# [TASK TO CARRY OUT]
Output all lines exactly, with nothing added or dropped.

# [DATASET ENTRIES]
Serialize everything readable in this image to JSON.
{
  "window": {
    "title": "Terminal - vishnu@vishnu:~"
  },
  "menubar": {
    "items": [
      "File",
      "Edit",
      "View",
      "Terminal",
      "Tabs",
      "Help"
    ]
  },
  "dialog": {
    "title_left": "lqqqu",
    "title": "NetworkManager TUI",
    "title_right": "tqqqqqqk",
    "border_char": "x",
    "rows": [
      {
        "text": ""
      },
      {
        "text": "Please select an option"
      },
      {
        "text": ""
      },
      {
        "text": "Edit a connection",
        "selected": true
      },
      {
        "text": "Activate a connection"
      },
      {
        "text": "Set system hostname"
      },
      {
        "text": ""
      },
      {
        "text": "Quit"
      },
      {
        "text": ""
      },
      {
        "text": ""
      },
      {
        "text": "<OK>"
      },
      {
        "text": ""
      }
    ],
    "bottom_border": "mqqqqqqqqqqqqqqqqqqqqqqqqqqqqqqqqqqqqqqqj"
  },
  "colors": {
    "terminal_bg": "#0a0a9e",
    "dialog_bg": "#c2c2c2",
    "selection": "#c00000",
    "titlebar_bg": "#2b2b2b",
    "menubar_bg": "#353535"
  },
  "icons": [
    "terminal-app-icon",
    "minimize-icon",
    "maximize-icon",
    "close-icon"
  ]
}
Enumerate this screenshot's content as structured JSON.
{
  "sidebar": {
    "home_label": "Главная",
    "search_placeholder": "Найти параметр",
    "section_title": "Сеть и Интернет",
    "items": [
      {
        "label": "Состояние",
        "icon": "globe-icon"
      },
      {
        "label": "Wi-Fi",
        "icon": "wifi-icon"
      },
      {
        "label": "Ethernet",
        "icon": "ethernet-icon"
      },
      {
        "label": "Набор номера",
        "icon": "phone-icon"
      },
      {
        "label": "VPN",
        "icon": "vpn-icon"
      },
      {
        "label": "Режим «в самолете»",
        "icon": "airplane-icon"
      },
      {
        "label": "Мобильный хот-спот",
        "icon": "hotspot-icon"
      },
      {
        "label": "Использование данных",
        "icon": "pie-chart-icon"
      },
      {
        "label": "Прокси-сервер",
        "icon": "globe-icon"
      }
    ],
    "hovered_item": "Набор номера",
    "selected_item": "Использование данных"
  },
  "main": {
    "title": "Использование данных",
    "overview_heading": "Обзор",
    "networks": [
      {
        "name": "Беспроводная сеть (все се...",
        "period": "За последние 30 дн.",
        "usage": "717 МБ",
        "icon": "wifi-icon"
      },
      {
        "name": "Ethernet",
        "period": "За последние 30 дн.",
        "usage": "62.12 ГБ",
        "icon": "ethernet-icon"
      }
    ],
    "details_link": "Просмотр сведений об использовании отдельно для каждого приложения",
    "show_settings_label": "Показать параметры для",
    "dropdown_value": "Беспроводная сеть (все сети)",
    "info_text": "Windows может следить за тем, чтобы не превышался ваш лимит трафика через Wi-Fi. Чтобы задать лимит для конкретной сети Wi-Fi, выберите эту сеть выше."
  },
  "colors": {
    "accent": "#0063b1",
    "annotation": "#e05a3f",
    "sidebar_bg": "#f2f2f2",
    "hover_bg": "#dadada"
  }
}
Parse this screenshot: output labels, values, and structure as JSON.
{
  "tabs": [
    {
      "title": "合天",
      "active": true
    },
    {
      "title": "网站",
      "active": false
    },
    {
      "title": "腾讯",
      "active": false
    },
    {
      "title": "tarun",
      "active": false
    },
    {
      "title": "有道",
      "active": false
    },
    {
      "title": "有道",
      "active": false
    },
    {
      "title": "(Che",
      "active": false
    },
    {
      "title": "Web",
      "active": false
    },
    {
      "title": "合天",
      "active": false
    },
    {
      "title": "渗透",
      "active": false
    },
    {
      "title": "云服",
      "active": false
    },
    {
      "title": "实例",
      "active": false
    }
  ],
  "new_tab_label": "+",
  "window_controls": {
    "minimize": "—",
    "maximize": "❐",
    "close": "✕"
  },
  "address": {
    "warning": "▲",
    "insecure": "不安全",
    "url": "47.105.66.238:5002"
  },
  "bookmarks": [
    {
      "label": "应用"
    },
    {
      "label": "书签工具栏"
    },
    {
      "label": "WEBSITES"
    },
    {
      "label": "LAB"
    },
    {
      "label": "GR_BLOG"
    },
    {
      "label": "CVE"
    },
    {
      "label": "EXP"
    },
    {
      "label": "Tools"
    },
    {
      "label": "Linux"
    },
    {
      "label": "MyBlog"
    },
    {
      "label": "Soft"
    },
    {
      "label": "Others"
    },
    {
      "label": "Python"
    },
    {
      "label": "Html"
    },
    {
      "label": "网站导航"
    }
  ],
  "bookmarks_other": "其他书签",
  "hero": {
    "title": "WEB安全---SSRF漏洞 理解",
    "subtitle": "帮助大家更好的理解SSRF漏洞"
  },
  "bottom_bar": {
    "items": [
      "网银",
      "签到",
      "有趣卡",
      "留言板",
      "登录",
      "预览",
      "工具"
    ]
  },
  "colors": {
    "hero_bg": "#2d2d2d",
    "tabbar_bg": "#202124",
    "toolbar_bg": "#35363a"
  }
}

# [RESULT BELOW]
Serialize everything readable in this image to JSON.
{
  "window": {
    "title": "Terminal - vishnu@vishnu:~"
  },
  "menubar": {
    "items": [
      "File",
      "Edit",
      "View",
      "Terminal",
      "Tabs",
      "Help"
    ]
  },
  "dialog": {
    "title_left": "lqqqu",
    "title": "NetworkManager TUI",
    "title_right": "tqqqqqqk",
    "border_char": "x",
    "rows": [
      {
        "text": ""
      },
      {
        "text": "Please select an option"
      },
      {
        "text": ""
      },
      {
        "text": "Edit a connection",
        "selected": true
      },
      {
        "text": "Activate a connection"
      },
      {
        "text": "Set system hostname"
      },
      {
        "text": ""
      },
      {
        "text": "Quit"
      },
      {
        "text": ""
      },
      {
        "text": ""
      },
      {
        "text": "<OK>"
      },
      {
        "text": ""
      }
    ],
    "bottom_border": "mqqqqqqqqqqqqqqqqqqqqqqqqqqqqqqqqqqqqqqqj"
  },
  "colors": {
    "terminal_bg": "#0a0a9e",
    "dialog_bg": "#c2c2c2",
    "selection": "#c00000",
    "titlebar_bg": "#2b2b2b",
    "menubar_bg": "#353535"
  },
  "icons": [
    "terminal-app-icon",
    "minimize-icon",
    "maximize-icon",
    "close-icon"
  ]
}
Enumerate this screenshot's content as structured JSON.
{
  "sidebar": {
    "home_label": "Главная",
    "search_placeholder": "Найти параметр",
    "section_title": "Сеть и Интернет",
    "items": [
      {
        "label": "Состояние",
        "icon": "globe-icon"
      },
      {
        "label": "Wi-Fi",
        "icon": "wifi-icon"
      },
      {
        "label": "Ethernet",
        "icon": "ethernet-icon"
      },
      {
        "label": "Набор номера",
        "icon": "phone-icon"
      },
      {
        "label": "VPN",
        "icon": "vpn-icon"
      },
      {
        "label": "Режим «в самолете»",
        "icon": "airplane-icon"
      },
      {
        "label": "Мобильный хот-спот",
        "icon": "hotspot-icon"
      },
      {
        "label": "Использование данных",
        "icon": "pie-chart-icon"
      },
      {
        "label": "Прокси-сервер",
        "icon": "globe-icon"
      }
    ],
    "hovered_item": "Набор номера",
    "selected_item": "Использование данных"
  },
  "main": {
    "title": "Использование данных",
    "overview_heading": "Обзор",
    "networks": [
      {
        "name": "Беспроводная сеть (все се...",
        "period": "За последние 30 дн.",
        "usage": "717 МБ",
        "icon": "wifi-icon"
      },
      {
        "name": "Ethernet",
        "period": "За последние 30 дн.",
        "usage": "62.12 ГБ",
        "icon": "ethernet-icon"
      }
    ],
    "details_link": "Просмотр сведений об использовании отдельно для каждого приложения",
    "show_settings_label": "Показать параметры для",
    "dropdown_value": "Беспроводная сеть (все сети)",
    "info_text": "Windows может следить за тем, чтобы не превышался ваш лимит трафика через Wi-Fi. Чтобы задать лимит для конкретной сети Wi-Fi, выберите эту сеть выше."
  },
  "colors": {
    "accent": "#0063b1",
    "annotation": "#e05a3f",
    "sidebar_bg": "#f2f2f2",
    "hover_bg": "#dadada"
  }
}
Parse this screenshot: output labels, values, and structure as JSON.
{
  "tabs": [
    {
      "title": "合天",
      "active": true
    },
    {
      "title": "网站",
      "active": false
    },
    {
      "title": "腾讯",
      "active": false
    },
    {
      "title": "tarun",
      "active": false
    },
    {
      "title": "有道",
      "active": false
    },
    {
      "title": "有道",
      "active": false
    },
    {
      "title": "(Che",
      "active": false
    },
    {
      "title": "Web",
      "active": false
    },
    {
      "title": "合天",
      "active": false
    },
    {
      "title": "渗透",
      "active": false
    },
    {
      "title": "云服",
      "active": false
    },
    {
      "title": "实例",
      "active": false
    }
  ],
  "new_tab_label": "+",
  "window_controls": {
    "minimize": "—",
    "maximize": "❐",
    "close": "✕"
  },
  "address": {
    "warning": "▲",
    "insecure": "不安全",
    "url": "47.105.66.238:5002"
  },
  "bookmarks": [
    {
      "label": "应用"
    },
    {
      "label": "书签工具栏"
    },
    {
      "label": "WEBSITES"
    },
    {
      "label": "LAB"
    },
    {
      "label": "GR_BLOG"
    },
    {
      "label": "CVE"
    },
    {
      "label": "EXP"
    },
    {
      "label": "Tools"
    },
    {
      "label": "Linux"
    },
    {
      "label": "MyBlog"
    },
    {
      "label": "Soft"
    },
    {
      "label": "Others"
    },
    {
      "label": "Python"
    },
    {
      "label": "Html"
    },
    {
      "label": "网站导航"
    }
  ],
  "bookmarks_other": "其他书签",
  "hero": {
    "title": "WEB安全---SSRF漏洞 理解",
    "subtitle": "帮助大家更好的理解SSRF漏洞"
  },
  "bottom_bar": {
    "items": [
      "网银",
      "签到",
      "有趣卡",
      "留言板",
      "登录",
      "预览",
      "工具"
    ]
  },
  "colors": {
    "hero_bg": "#2d2d2d",
    "tabbar_bg": "#202124",
    "toolbar_bg": "#35363a"
  }
}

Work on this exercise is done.